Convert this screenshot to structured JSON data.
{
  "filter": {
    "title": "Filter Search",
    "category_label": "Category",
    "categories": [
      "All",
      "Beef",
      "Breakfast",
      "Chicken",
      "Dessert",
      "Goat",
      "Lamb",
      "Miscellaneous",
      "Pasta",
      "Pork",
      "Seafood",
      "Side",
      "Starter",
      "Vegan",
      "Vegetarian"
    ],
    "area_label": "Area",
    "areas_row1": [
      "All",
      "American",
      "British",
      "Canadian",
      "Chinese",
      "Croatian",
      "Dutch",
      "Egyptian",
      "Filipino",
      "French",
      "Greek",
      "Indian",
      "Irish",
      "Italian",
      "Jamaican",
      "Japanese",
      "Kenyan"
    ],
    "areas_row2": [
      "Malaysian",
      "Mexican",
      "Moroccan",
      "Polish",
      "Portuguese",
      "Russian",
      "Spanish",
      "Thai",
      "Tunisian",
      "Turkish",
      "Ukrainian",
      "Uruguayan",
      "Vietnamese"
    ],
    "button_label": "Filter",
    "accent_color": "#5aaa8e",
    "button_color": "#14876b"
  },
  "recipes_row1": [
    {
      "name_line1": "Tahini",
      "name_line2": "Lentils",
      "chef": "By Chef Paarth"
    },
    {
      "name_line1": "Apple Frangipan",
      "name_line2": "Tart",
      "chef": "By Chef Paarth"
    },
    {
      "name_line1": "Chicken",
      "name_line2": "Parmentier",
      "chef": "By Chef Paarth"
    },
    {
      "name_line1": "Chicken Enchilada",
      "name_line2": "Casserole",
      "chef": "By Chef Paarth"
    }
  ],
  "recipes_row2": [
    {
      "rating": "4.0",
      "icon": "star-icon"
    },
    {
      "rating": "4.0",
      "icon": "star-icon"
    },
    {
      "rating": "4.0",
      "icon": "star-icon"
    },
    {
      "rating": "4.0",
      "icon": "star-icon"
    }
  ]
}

+ + + + +

Extract the listing in its entirety, matching it exactly.

Convert this screenshot to structured JSON data.
{
  "filter": {
    "title": "Filter Search",
    "category_label": "Category",
    "categories": [
      "All",
      "Beef",
      "Breakfast",
      "Chicken",
      "Dessert",
      "Goat",
      "Lamb",
      "Miscellaneous",
      "Pasta",
      "Pork",
      "Seafood",
      "Side",
      "Starter",
      "Vegan",
      "Vegetarian"
    ],
    "area_label": "Area",
    "areas_row1": [
      "All",
      "American",
      "British",
      "Canadian",
      "Chinese",
      "Croatian",
      "Dutch",
      "Egyptian",
      "Filipino",
      "French",
      "Greek",
      "Indian",
      "Irish",
      "Italian",
      "Jamaican",
      "Japanese",
      "Kenyan"
    ],
    "areas_row2": [
      "Malaysian",
      "Mexican",
      "Moroccan",
      "Polish",
      "Portuguese",
      "Russian",
      "Spanish",
      "Thai",
      "Tunisian",
      "Turkish",
      "Ukrainian",
      "Uruguayan",
      "Vietnamese"
    ],
    "button_label": "Filter",
    "accent_color": "#5aaa8e",
    "button_color": "#14876b"
  },
  "recipes_row1": [
    {
      "name_line1": "Tahini",
      "name_line2": "Lentils",
      "chef": "By Chef Paarth"
    },
    {
      "name_line1": "Apple Frangipan",
      "name_line2": "Tart",
      "chef": "By Chef Paarth"
    },
    {
      "name_line1": "Chicken",
      "name_line2": "Parmentier",
      "chef": "By Chef Paarth"
    },
    {
      "name_line1": "Chicken Enchilada",
      "name_line2": "Casserole",
      "chef": "By Chef Paarth"
    }
  ],
  "recipes_row2": [
    {
      "rating": "4.0",
      "icon": "star-icon"
    },
    {
      "rating": "4.0",
      "icon": "star-icon"
    },
    {
      "rating": "4.0",
      "icon": "star-icon"
    },
    {
      "rating": "4.0",
      "icon": "star-icon"
    }
  ]
}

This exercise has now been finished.